*DIRECTIONS FOR THIS TASK*. Copy out all the lines where "data" shows up.
▬▬▬▬▬▬
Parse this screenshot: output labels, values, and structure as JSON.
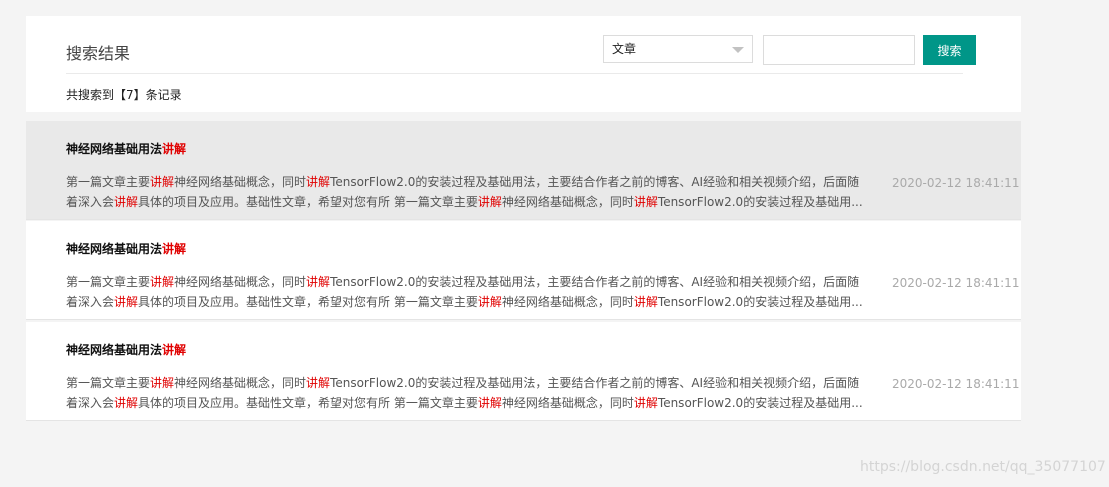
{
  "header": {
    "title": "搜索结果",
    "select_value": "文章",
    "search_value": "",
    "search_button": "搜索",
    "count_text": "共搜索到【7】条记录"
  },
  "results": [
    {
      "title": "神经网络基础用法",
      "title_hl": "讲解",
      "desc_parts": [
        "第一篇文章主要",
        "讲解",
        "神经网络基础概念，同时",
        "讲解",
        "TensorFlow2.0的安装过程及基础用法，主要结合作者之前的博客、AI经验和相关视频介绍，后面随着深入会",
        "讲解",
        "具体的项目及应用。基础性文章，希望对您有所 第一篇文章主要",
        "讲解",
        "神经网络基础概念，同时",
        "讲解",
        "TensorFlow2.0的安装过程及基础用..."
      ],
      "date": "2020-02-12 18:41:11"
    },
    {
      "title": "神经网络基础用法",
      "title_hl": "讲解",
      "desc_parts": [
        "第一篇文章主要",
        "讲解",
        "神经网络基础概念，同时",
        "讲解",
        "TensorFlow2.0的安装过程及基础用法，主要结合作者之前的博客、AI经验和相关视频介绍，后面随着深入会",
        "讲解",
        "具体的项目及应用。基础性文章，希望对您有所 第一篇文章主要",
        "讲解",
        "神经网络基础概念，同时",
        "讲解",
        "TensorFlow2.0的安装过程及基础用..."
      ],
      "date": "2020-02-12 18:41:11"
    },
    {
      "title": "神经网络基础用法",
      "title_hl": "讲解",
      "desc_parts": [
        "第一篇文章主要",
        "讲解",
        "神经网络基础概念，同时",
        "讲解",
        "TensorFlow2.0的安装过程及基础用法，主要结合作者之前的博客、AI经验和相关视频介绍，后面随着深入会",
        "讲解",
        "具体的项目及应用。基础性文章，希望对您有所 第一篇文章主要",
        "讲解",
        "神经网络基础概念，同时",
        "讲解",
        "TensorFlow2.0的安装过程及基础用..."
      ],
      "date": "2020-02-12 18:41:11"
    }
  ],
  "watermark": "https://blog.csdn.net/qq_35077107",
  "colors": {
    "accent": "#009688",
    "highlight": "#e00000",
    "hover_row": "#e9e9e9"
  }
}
▬▬▬▬▬▬
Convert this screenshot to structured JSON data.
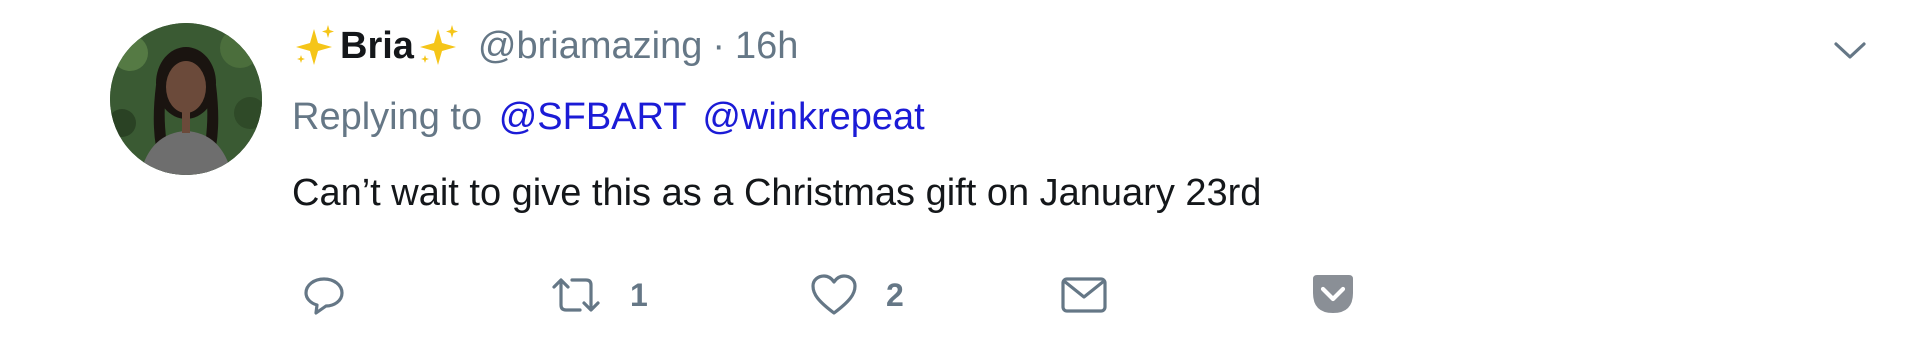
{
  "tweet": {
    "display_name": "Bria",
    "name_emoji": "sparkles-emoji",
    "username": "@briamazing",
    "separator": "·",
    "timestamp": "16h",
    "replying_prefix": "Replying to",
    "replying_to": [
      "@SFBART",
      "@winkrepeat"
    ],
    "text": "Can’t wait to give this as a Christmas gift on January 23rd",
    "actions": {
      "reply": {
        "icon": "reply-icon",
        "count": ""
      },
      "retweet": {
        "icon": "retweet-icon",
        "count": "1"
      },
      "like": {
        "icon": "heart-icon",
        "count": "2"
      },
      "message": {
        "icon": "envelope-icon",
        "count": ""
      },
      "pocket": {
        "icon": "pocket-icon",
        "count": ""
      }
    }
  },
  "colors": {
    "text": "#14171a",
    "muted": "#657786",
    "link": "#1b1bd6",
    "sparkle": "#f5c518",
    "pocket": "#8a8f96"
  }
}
▬▬▬▬▬▬
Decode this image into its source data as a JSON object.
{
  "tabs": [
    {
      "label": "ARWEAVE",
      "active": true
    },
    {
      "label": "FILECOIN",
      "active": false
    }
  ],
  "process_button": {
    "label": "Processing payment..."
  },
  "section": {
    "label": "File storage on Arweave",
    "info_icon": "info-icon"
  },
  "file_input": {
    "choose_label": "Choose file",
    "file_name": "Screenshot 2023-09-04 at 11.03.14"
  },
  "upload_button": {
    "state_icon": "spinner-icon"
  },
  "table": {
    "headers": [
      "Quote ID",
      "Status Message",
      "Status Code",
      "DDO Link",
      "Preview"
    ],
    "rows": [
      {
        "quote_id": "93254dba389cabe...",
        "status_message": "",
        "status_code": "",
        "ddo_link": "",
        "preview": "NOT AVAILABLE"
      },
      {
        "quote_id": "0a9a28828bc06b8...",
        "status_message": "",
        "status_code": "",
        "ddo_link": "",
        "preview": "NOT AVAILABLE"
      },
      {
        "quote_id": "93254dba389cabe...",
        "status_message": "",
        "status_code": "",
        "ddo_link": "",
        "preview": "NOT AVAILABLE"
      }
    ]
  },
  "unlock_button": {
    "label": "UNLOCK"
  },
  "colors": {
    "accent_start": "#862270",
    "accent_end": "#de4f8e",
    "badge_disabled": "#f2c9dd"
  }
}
▬▬▬▬▬▬
*OUTPUT BELOW*.
Convert this screenshot to structured JSON data.
Decode this image into its source data as a JSON object.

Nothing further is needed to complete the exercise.